** START EXCERPTED RECORDS **

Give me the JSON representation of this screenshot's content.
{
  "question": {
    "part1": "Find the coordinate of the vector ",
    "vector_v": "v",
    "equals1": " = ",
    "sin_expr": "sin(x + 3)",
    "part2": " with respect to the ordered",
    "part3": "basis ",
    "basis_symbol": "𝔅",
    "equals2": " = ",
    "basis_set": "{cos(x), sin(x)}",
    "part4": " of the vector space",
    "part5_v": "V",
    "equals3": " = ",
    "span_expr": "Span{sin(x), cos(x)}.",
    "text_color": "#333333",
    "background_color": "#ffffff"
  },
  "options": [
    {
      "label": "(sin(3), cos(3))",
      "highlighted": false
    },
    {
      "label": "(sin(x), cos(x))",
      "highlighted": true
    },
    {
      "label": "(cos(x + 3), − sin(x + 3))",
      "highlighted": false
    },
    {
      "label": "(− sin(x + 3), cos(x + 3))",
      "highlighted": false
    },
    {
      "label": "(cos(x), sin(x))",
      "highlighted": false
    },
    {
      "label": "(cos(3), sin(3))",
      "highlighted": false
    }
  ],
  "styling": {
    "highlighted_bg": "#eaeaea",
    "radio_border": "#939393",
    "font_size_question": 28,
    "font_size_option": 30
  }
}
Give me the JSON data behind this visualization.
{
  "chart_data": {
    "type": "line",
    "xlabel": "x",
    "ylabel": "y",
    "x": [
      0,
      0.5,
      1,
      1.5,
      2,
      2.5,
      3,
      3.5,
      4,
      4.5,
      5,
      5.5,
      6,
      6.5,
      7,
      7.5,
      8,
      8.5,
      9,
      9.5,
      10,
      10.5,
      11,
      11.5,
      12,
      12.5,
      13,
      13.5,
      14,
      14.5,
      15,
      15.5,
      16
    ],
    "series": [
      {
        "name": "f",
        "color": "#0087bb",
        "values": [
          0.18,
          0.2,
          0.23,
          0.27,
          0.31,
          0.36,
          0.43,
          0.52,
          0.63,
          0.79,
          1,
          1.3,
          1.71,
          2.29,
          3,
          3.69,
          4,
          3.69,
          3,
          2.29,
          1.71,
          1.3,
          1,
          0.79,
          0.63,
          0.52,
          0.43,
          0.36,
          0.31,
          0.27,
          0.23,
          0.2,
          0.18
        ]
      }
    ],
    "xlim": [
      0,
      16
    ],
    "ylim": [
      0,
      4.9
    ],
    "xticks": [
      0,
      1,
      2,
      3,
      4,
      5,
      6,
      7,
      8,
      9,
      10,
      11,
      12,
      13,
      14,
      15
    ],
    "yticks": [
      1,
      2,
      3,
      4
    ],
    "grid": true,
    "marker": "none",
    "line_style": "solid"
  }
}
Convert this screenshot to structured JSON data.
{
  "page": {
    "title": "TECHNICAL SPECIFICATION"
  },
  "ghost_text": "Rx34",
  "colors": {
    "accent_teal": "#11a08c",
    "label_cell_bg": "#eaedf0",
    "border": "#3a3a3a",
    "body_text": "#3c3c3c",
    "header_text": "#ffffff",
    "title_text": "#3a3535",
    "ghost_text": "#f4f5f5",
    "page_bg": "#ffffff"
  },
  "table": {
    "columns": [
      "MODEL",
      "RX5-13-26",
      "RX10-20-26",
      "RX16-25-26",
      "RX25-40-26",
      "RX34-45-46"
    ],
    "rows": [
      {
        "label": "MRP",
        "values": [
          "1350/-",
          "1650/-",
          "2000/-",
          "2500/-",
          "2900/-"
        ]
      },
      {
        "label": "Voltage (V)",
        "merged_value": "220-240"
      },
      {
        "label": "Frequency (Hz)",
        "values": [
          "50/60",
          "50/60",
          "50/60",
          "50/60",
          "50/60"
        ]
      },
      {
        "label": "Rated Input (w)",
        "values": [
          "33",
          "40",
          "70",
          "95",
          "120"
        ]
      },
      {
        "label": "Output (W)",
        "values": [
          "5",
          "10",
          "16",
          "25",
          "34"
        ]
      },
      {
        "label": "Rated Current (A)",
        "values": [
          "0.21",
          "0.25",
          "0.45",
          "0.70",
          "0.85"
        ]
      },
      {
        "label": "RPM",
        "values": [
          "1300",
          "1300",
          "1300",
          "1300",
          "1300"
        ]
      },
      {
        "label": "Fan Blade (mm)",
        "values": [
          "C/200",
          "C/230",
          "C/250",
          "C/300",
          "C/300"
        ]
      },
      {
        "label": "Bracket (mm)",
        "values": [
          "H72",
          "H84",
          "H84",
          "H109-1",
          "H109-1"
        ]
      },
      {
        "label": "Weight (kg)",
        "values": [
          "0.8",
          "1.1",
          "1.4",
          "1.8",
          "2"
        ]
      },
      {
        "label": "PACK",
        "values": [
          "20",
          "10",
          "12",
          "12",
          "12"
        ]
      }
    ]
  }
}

** END EXCERPTED RECORDS **

#### THE TASK
Using the entries above, return each line that includes the word "ffffff".

#### SOLUTION TO THE EXERCISE
    "background_color": "#ffffff"
    "header_text": "#ffffff",
    "page_bg": "#ffffff"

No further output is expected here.